— START OF Record excerpts —
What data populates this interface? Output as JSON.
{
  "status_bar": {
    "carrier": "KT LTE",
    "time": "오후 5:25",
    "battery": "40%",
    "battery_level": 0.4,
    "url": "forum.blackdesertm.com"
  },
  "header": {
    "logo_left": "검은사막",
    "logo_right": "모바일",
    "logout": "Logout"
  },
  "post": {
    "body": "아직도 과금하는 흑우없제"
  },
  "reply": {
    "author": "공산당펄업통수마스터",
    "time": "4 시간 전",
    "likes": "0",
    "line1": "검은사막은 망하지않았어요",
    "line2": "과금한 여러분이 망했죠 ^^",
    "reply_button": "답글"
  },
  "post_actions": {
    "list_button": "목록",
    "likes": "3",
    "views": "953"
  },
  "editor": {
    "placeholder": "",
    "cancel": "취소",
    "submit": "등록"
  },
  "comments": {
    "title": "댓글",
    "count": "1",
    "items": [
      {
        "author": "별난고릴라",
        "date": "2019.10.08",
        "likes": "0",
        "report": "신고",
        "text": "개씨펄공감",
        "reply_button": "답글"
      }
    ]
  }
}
— END OF Record excerpts —
Write the entries again, exactly as they stand.

What data populates this interface? Output as JSON.
{
  "status_bar": {
    "carrier": "KT LTE",
    "time": "오후 5:25",
    "battery": "40%",
    "battery_level": 0.4,
    "url": "forum.blackdesertm.com"
  },
  "header": {
    "logo_left": "검은사막",
    "logo_right": "모바일",
    "logout": "Logout"
  },
  "post": {
    "body": "아직도 과금하는 흑우없제"
  },
  "reply": {
    "author": "공산당펄업통수마스터",
    "time": "4 시간 전",
    "likes": "0",
    "line1": "검은사막은 망하지않았어요",
    "line2": "과금한 여러분이 망했죠 ^^",
    "reply_button": "답글"
  },
  "post_actions": {
    "list_button": "목록",
    "likes": "3",
    "views": "953"
  },
  "editor": {
    "placeholder": "",
    "cancel": "취소",
    "submit": "등록"
  },
  "comments": {
    "title": "댓글",
    "count": "1",
    "items": [
      {
        "author": "별난고릴라",
        "date": "2019.10.08",
        "likes": "0",
        "report": "신고",
        "text": "개씨펄공감",
        "reply_button": "답글"
      }
    ]
  }
}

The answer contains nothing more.